THE TASK:
Look through the material below. Copy every line with the string "doctors" in it.

** START MATERIAL TO PROCESS **

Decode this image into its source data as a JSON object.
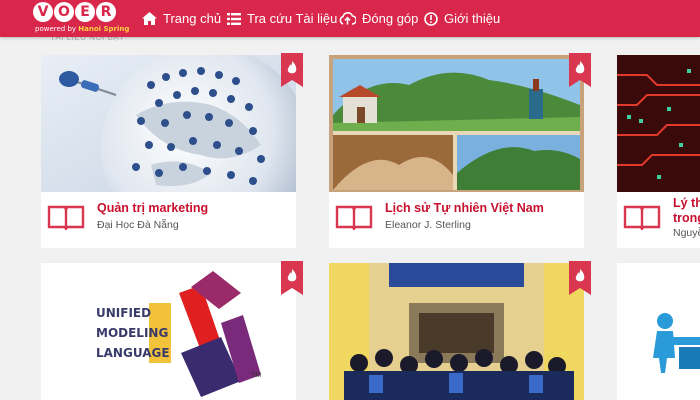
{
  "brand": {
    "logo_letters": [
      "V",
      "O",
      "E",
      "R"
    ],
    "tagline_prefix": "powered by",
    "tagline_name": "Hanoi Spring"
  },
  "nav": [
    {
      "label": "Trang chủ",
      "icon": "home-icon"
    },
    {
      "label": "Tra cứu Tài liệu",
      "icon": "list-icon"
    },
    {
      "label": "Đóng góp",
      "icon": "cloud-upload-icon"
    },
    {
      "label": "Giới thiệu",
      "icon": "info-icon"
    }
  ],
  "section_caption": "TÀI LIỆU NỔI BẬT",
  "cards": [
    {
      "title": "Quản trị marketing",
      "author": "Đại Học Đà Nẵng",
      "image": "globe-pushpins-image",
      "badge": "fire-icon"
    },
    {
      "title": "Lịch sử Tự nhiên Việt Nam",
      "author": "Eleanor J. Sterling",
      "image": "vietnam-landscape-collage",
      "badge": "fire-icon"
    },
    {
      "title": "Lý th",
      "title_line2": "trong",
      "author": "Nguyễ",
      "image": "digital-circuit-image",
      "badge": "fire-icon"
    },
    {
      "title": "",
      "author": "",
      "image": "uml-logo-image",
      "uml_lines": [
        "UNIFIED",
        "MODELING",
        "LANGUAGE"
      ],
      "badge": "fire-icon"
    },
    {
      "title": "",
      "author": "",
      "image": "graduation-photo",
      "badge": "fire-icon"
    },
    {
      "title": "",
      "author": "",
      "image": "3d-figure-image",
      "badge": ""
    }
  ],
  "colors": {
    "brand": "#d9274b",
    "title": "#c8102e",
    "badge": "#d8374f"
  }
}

** END MATERIAL TO PROCESS **
** START MATERIAL TO PROCESS **

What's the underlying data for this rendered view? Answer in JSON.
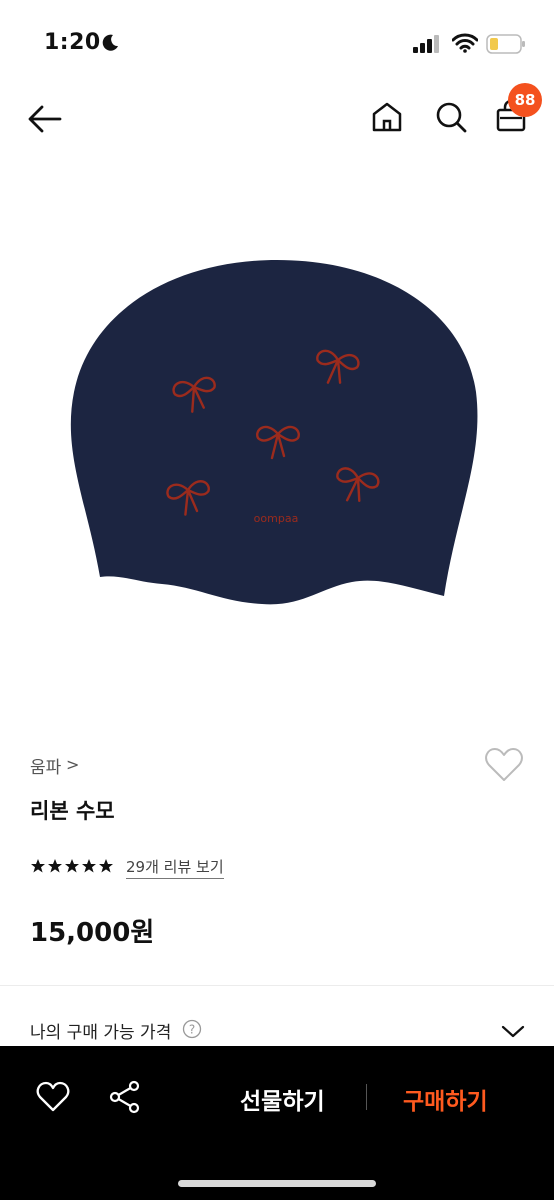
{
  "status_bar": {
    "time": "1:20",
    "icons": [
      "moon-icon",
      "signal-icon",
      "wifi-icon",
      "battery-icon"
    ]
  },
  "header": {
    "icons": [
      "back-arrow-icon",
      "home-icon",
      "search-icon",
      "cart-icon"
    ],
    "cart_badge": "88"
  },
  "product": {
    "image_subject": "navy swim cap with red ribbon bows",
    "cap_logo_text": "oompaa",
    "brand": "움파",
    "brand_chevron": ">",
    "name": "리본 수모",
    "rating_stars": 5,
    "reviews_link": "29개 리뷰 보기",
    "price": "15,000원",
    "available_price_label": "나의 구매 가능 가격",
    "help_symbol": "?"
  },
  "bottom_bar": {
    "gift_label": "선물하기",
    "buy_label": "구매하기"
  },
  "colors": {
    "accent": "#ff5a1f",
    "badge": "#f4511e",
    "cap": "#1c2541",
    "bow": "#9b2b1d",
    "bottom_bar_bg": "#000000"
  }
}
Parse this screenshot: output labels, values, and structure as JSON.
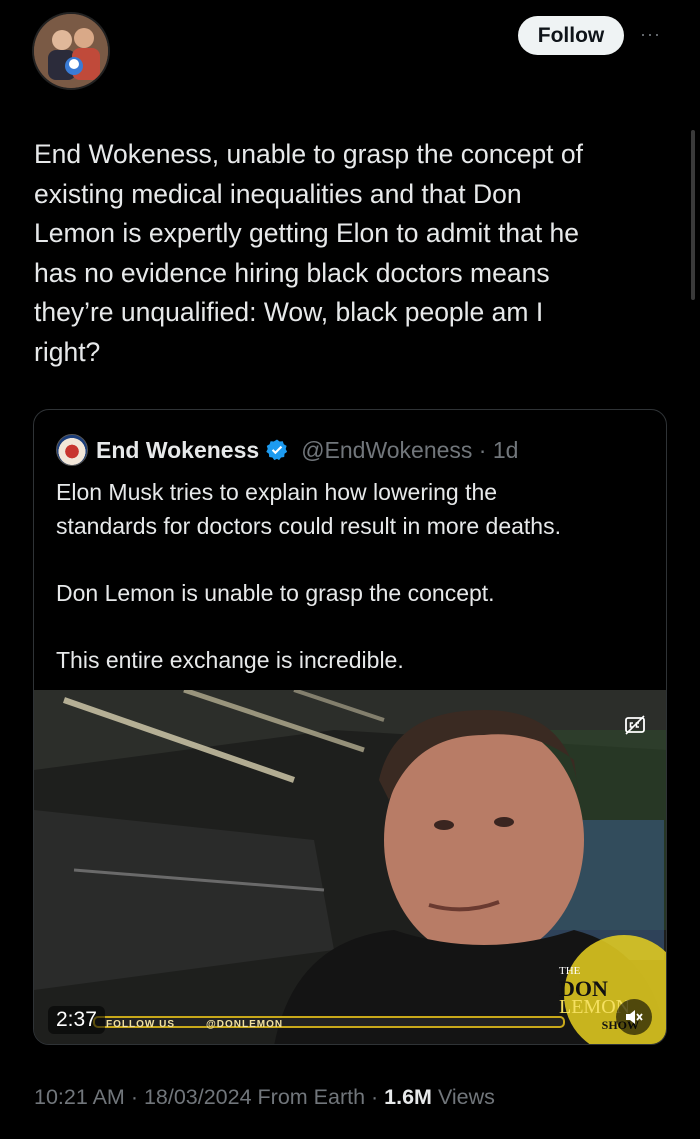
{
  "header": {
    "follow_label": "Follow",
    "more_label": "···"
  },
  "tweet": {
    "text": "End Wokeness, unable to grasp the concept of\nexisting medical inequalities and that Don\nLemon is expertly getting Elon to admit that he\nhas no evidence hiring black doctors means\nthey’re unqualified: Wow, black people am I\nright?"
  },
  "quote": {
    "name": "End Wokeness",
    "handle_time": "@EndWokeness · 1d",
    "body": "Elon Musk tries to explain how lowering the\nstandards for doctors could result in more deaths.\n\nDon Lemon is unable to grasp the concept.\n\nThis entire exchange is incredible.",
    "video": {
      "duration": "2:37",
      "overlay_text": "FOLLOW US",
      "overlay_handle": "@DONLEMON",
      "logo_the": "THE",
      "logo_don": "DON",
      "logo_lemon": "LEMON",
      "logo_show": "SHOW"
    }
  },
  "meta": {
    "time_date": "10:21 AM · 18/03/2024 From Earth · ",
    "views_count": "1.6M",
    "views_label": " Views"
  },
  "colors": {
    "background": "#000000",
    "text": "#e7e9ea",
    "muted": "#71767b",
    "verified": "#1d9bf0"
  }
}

** END MATERIAL TO PROCESS **

SOLUTION FOR THIS EXERCISE:
    "text": "End Wokeness, unable to grasp the concept of\nexisting medical inequalities and that Don\nLemon is expertly getting Elon to admit that he\nhas no evidence hiring black doctors means\nthey’re unqualified: Wow, black people am I\nright?"
    "body": "Elon Musk tries to explain how lowering the\nstandards for doctors could result in more deaths.\n\nDon Lemon is unable to grasp the concept.\n\nThis entire exchange is incredible.",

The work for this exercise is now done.